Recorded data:
((

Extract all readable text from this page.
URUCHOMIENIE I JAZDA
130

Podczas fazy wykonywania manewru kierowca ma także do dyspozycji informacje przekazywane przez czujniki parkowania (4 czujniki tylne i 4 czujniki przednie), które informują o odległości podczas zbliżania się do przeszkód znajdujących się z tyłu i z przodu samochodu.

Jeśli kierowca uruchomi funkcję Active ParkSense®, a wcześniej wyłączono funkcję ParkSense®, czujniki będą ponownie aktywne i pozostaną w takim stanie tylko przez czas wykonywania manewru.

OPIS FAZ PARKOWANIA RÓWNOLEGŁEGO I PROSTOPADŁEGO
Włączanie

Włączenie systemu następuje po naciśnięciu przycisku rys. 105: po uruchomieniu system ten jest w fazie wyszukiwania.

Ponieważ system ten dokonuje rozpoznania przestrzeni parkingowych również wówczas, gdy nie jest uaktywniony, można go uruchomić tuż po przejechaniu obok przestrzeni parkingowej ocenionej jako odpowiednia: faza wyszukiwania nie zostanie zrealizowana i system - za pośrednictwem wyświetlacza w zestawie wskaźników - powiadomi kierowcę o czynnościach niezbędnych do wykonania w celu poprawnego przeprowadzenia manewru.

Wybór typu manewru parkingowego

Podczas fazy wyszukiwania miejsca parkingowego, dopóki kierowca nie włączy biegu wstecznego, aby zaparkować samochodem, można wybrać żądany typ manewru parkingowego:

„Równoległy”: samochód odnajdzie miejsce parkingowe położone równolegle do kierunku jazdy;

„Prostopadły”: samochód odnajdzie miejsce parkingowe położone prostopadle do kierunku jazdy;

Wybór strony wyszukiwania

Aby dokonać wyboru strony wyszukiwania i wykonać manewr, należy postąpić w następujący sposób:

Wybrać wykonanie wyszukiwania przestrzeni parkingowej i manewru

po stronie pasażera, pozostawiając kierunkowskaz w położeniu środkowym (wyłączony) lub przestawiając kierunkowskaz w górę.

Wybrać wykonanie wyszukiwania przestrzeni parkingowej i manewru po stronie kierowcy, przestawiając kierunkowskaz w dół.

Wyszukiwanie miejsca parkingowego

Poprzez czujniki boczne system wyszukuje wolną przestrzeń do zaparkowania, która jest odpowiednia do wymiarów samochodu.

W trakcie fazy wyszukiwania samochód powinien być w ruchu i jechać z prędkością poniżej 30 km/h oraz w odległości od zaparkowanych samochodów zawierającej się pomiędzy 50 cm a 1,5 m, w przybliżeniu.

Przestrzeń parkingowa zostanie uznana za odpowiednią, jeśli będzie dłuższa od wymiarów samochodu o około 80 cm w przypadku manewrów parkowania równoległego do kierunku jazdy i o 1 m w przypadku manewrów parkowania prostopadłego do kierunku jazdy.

))

_Problem to work on_. For the entries above, state how many lines contain the word "jest". Provide the number by itself.

_Reply to the exercise_. 3